> _What to do_: Copy the lines below verbatim, keeping every character and line break unchanged.

> _Task input_:
______

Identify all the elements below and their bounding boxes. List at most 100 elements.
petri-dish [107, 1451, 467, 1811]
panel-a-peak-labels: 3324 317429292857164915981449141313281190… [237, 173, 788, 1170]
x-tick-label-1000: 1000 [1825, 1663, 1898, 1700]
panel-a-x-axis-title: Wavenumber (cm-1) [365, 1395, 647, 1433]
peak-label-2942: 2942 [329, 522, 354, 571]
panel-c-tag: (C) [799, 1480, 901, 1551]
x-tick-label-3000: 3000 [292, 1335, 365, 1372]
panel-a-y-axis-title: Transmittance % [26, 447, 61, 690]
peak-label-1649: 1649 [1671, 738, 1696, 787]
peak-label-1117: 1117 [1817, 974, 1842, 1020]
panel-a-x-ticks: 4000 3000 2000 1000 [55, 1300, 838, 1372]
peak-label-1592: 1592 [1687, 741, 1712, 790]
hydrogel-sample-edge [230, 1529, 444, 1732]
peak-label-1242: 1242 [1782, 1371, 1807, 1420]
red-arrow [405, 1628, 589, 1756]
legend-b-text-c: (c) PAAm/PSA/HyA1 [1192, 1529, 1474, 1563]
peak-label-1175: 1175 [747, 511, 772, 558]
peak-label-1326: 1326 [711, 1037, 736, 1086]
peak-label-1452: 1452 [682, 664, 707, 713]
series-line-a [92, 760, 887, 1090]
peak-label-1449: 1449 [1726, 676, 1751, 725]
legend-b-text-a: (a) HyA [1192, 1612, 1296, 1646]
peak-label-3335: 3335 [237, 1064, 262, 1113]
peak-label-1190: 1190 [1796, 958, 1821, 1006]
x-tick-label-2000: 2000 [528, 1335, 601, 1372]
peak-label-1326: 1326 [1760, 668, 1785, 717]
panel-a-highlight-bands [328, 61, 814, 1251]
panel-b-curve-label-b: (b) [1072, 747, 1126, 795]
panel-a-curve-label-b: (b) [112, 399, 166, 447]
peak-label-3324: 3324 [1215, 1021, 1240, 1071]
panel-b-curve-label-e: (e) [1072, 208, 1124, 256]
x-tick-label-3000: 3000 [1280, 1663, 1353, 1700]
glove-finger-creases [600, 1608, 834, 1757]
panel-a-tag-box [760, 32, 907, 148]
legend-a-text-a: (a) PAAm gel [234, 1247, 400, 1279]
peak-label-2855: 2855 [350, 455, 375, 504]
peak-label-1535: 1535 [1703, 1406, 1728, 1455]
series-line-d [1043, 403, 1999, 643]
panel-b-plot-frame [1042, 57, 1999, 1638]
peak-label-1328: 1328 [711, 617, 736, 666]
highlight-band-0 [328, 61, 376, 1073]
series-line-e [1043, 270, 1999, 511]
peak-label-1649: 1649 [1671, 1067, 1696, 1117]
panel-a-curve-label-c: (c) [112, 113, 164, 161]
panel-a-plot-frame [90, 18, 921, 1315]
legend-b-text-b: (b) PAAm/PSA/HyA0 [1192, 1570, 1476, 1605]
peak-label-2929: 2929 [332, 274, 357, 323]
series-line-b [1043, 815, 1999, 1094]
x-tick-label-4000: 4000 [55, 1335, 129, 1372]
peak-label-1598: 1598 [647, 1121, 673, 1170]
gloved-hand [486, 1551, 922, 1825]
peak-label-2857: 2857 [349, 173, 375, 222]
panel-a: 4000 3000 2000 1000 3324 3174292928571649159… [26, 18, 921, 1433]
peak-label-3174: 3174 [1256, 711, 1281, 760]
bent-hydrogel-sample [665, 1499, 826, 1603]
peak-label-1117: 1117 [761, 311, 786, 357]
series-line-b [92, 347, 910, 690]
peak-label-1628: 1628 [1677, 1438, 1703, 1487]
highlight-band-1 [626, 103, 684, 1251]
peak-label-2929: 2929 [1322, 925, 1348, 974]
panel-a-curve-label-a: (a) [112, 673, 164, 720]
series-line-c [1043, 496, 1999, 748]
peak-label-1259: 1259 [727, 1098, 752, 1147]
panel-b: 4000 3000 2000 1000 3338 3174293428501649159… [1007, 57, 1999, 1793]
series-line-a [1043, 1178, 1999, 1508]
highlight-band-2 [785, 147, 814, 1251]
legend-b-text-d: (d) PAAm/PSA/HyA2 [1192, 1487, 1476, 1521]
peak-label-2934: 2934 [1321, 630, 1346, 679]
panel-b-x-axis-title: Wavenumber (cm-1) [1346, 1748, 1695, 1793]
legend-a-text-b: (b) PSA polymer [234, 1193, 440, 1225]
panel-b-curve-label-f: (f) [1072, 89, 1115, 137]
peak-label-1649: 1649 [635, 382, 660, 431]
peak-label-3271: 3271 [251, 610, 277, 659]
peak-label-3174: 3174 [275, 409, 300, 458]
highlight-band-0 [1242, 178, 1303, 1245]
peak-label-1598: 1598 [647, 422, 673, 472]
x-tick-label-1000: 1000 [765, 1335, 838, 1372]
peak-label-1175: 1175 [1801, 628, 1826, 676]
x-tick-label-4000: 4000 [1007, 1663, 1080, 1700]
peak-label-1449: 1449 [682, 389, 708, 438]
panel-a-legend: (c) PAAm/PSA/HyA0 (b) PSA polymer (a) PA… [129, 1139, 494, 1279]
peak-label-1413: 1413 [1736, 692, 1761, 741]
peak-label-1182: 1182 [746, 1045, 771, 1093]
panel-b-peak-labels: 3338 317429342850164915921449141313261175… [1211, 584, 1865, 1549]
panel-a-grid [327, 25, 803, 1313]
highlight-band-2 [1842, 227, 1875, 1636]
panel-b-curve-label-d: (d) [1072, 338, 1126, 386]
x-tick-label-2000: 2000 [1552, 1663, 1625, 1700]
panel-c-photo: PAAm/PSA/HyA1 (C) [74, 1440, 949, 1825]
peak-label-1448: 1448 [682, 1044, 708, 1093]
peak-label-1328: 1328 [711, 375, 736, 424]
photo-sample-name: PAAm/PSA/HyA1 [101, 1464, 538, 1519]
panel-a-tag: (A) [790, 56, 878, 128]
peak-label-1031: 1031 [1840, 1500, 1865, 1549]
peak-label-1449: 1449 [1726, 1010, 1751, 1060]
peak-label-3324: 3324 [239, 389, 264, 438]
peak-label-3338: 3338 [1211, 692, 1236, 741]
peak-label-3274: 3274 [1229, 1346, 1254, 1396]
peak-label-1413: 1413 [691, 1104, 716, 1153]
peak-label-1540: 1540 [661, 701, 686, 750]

______

> _Worked solution_:
Identify all the elements below and their bounding boxes. List at most 100 elements.
petri-dish [107, 1451, 467, 1811]
panel-a-peak-labels: 3324 317429292857164915981449141313281190… [237, 173, 788, 1170]
x-tick-label-1000: 1000 [1825, 1663, 1898, 1700]
panel-a-x-axis-title: Wavenumber (cm-1) [365, 1395, 647, 1433]
peak-label-2942: 2942 [329, 522, 354, 571]
panel-c-tag: (C) [799, 1480, 901, 1551]
x-tick-label-3000: 3000 [292, 1335, 365, 1372]
panel-a-y-axis-title: Transmittance % [26, 447, 61, 690]
peak-label-1649: 1649 [1671, 738, 1696, 787]
peak-label-1117: 1117 [1817, 974, 1842, 1020]
panel-a-x-ticks: 4000 3000 2000 1000 [55, 1300, 838, 1372]
peak-label-1592: 1592 [1687, 741, 1712, 790]
hydrogel-sample-edge [230, 1529, 444, 1732]
peak-label-1242: 1242 [1782, 1371, 1807, 1420]
red-arrow [405, 1628, 589, 1756]
legend-b-text-c: (c) PAAm/PSA/HyA1 [1192, 1529, 1474, 1563]
peak-label-1175: 1175 [747, 511, 772, 558]
peak-label-1326: 1326 [711, 1037, 736, 1086]
peak-label-1452: 1452 [682, 664, 707, 713]
series-line-a [92, 760, 887, 1090]
peak-label-1449: 1449 [1726, 676, 1751, 725]
legend-b-text-a: (a) HyA [1192, 1612, 1296, 1646]
peak-label-3335: 3335 [237, 1064, 262, 1113]
peak-label-1190: 1190 [1796, 958, 1821, 1006]
x-tick-label-2000: 2000 [528, 1335, 601, 1372]
peak-label-1326: 1326 [1760, 668, 1785, 717]
panel-a-highlight-bands [328, 61, 814, 1251]
panel-b-curve-label-b: (b) [1072, 747, 1126, 795]
panel-a-curve-label-b: (b) [112, 399, 166, 447]
peak-label-3324: 3324 [1215, 1021, 1240, 1071]
panel-b-curve-label-e: (e) [1072, 208, 1124, 256]
x-tick-label-3000: 3000 [1280, 1663, 1353, 1700]
glove-finger-creases [600, 1608, 834, 1757]
panel-a-tag-box [760, 32, 907, 148]
legend-a-text-a: (a) PAAm gel [234, 1247, 400, 1279]
peak-label-2855: 2855 [350, 455, 375, 504]
peak-label-1535: 1535 [1703, 1406, 1728, 1455]
series-line-d [1043, 403, 1999, 643]
panel-b-plot-frame [1042, 57, 1999, 1638]
peak-label-1328: 1328 [711, 617, 736, 666]
highlight-band-0 [328, 61, 376, 1073]
series-line-e [1043, 270, 1999, 511]
peak-label-1649: 1649 [1671, 1067, 1696, 1117]
panel-a-curve-label-c: (c) [112, 113, 164, 161]
panel-a-plot-frame [90, 18, 921, 1315]
legend-b-text-b: (b) PAAm/PSA/HyA0 [1192, 1570, 1476, 1605]
peak-label-2929: 2929 [332, 274, 357, 323]
series-line-b [1043, 815, 1999, 1094]
x-tick-label-4000: 4000 [55, 1335, 129, 1372]
peak-label-1598: 1598 [647, 1121, 673, 1170]
gloved-hand [486, 1551, 922, 1825]
peak-label-2857: 2857 [349, 173, 375, 222]
panel-a: 4000 3000 2000 1000 3324 3174292928571649159… [26, 18, 921, 1433]
peak-label-3174: 3174 [1256, 711, 1281, 760]
bent-hydrogel-sample [665, 1499, 826, 1603]
peak-label-1117: 1117 [761, 311, 786, 357]
series-line-b [92, 347, 910, 690]
peak-label-1628: 1628 [1677, 1438, 1703, 1487]
highlight-band-1 [626, 103, 684, 1251]
peak-label-2929: 2929 [1322, 925, 1348, 974]
panel-a-curve-label-a: (a) [112, 673, 164, 720]
series-line-c [1043, 496, 1999, 748]
peak-label-1259: 1259 [727, 1098, 752, 1147]
panel-b: 4000 3000 2000 1000 3338 3174293428501649159… [1007, 57, 1999, 1793]
series-line-a [1043, 1178, 1999, 1508]
highlight-band-2 [785, 147, 814, 1251]
legend-b-text-d: (d) PAAm/PSA/HyA2 [1192, 1487, 1476, 1521]
peak-label-2934: 2934 [1321, 630, 1346, 679]
panel-b-x-axis-title: Wavenumber (cm-1) [1346, 1748, 1695, 1793]
legend-a-text-b: (b) PSA polymer [234, 1193, 440, 1225]
panel-b-curve-label-f: (f) [1072, 89, 1115, 137]
peak-label-1649: 1649 [635, 382, 660, 431]
peak-label-3271: 3271 [251, 610, 277, 659]
peak-label-3174: 3174 [275, 409, 300, 458]
highlight-band-0 [1242, 178, 1303, 1245]
peak-label-1598: 1598 [647, 422, 673, 472]
x-tick-label-1000: 1000 [765, 1335, 838, 1372]
peak-label-1175: 1175 [1801, 628, 1826, 676]
x-tick-label-4000: 4000 [1007, 1663, 1080, 1700]
peak-label-1449: 1449 [682, 389, 708, 438]
panel-a-legend: (c) PAAm/PSA/HyA0 (b) PSA polymer (a) PA… [129, 1139, 494, 1279]
peak-label-1413: 1413 [1736, 692, 1761, 741]
peak-label-1182: 1182 [746, 1045, 771, 1093]
panel-b-peak-labels: 3338 317429342850164915921449141313261175… [1211, 584, 1865, 1549]
panel-a-grid [327, 25, 803, 1313]
highlight-band-2 [1842, 227, 1875, 1636]
panel-b-curve-label-d: (d) [1072, 338, 1126, 386]
x-tick-label-2000: 2000 [1552, 1663, 1625, 1700]
panel-c-photo: PAAm/PSA/HyA1 (C) [74, 1440, 949, 1825]
peak-label-1448: 1448 [682, 1044, 708, 1093]
peak-label-1328: 1328 [711, 375, 736, 424]
photo-sample-name: PAAm/PSA/HyA1 [101, 1464, 538, 1519]
panel-a-tag: (A) [790, 56, 878, 128]
peak-label-1031: 1031 [1840, 1500, 1865, 1549]
peak-label-1449: 1449 [1726, 1010, 1751, 1060]
peak-label-3324: 3324 [239, 389, 264, 438]
peak-label-3338: 3338 [1211, 692, 1236, 741]
peak-label-3274: 3274 [1229, 1346, 1254, 1396]
peak-label-1413: 1413 [691, 1104, 716, 1153]
peak-label-1540: 1540 [661, 701, 686, 750]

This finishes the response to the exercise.